• EXERCISE DETAILS
Read the material below. Count the lines containing "INVESTMENT" and give that count alone.

• STORED DATA
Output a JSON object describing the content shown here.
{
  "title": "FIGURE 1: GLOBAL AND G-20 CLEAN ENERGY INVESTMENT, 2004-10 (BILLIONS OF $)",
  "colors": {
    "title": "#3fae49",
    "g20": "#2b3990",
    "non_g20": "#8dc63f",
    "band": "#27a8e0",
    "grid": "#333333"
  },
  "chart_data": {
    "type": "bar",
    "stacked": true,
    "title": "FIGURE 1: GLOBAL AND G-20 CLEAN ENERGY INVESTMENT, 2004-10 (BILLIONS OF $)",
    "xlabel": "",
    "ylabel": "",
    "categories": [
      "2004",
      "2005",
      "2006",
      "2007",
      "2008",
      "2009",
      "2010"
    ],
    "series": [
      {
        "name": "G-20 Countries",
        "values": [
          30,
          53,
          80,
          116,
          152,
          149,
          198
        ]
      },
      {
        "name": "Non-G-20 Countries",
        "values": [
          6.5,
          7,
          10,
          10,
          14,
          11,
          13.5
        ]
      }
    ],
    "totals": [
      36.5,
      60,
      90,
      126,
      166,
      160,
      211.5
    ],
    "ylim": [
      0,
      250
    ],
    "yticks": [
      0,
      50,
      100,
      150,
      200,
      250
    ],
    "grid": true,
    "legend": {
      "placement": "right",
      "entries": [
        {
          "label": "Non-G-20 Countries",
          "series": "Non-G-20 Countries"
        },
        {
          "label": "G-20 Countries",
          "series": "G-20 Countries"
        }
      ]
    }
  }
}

• TASK OUTPUT
2